GIVEN PROBLEM - Give an exact copy of every line, leaving images out.

---------- DATA TO PROCESS ----------

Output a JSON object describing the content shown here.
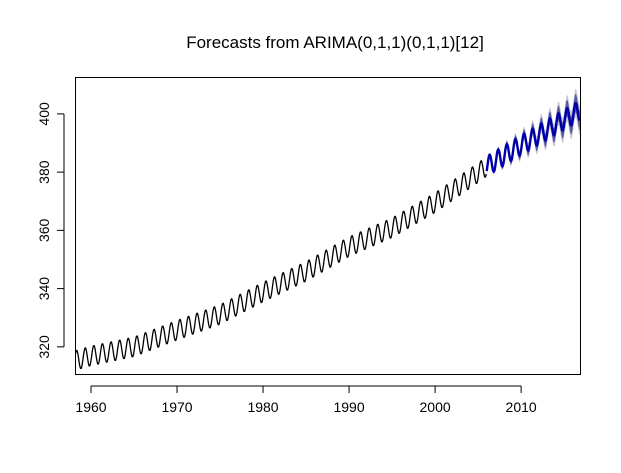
{
  "chart_data": {
    "type": "line",
    "title": "Forecasts from ARIMA(0,1,1)(0,1,1)[12]",
    "xlabel": "",
    "ylabel": "",
    "xlim": [
      1958.2,
      2016.9
    ],
    "ylim": [
      310.5,
      412.5
    ],
    "x_ticks": [
      1960,
      1970,
      1980,
      1990,
      2000,
      2010
    ],
    "y_ticks": [
      320,
      340,
      360,
      380,
      400
    ],
    "grid": false,
    "legend": "none",
    "colors": {
      "observed": "#000000",
      "forecast_mean": "#0000aa",
      "interval_80": "#595a9e",
      "interval_95": "#c5c6d8"
    },
    "seasonal_amplitude_ppm": 3.4,
    "series": [
      {
        "role": "observed",
        "frequency": "monthly",
        "trend_knots": {
          "x": [
            1958.2,
            1960,
            1965,
            1970,
            1975,
            1980,
            1985,
            1990,
            1995,
            2000,
            2005,
            2006.0
          ],
          "y": [
            315.3,
            316.9,
            320.0,
            325.7,
            331.1,
            338.8,
            345.9,
            354.4,
            360.9,
            369.5,
            379.8,
            382.0
          ]
        }
      },
      {
        "role": "forecast",
        "frequency": "monthly",
        "trend_knots": {
          "x": [
            2006.0,
            2010,
            2016.9
          ],
          "y": [
            382.0,
            389.3,
            401.3
          ]
        },
        "interval_80_halfwidth": {
          "x": [
            2006.0,
            2016.9
          ],
          "y": [
            0.4,
            3.3
          ]
        },
        "interval_95_halfwidth": {
          "x": [
            2006.0,
            2016.9
          ],
          "y": [
            0.6,
            5.2
          ]
        }
      }
    ]
  }
}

----------

SOLVED PROBLEM -
Output a JSON object describing the content shown here.
{
  "chart_data": {
    "type": "line",
    "title": "Forecasts from ARIMA(0,1,1)(0,1,1)[12]",
    "xlabel": "",
    "ylabel": "",
    "xlim": [
      1958.2,
      2016.9
    ],
    "ylim": [
      310.5,
      412.5
    ],
    "x_ticks": [
      1960,
      1970,
      1980,
      1990,
      2000,
      2010
    ],
    "y_ticks": [
      320,
      340,
      360,
      380,
      400
    ],
    "grid": false,
    "legend": "none",
    "colors": {
      "observed": "#000000",
      "forecast_mean": "#0000aa",
      "interval_80": "#595a9e",
      "interval_95": "#c5c6d8"
    },
    "seasonal_amplitude_ppm": 3.4,
    "series": [
      {
        "role": "observed",
        "frequency": "monthly",
        "trend_knots": {
          "x": [
            1958.2,
            1960,
            1965,
            1970,
            1975,
            1980,
            1985,
            1990,
            1995,
            2000,
            2005,
            2006.0
          ],
          "y": [
            315.3,
            316.9,
            320.0,
            325.7,
            331.1,
            338.8,
            345.9,
            354.4,
            360.9,
            369.5,
            379.8,
            382.0
          ]
        }
      },
      {
        "role": "forecast",
        "frequency": "monthly",
        "trend_knots": {
          "x": [
            2006.0,
            2010,
            2016.9
          ],
          "y": [
            382.0,
            389.3,
            401.3
          ]
        },
        "interval_80_halfwidth": {
          "x": [
            2006.0,
            2016.9
          ],
          "y": [
            0.4,
            3.3
          ]
        },
        "interval_95_halfwidth": {
          "x": [
            2006.0,
            2016.9
          ],
          "y": [
            0.6,
            5.2
          ]
        }
      }
    ]
  }
}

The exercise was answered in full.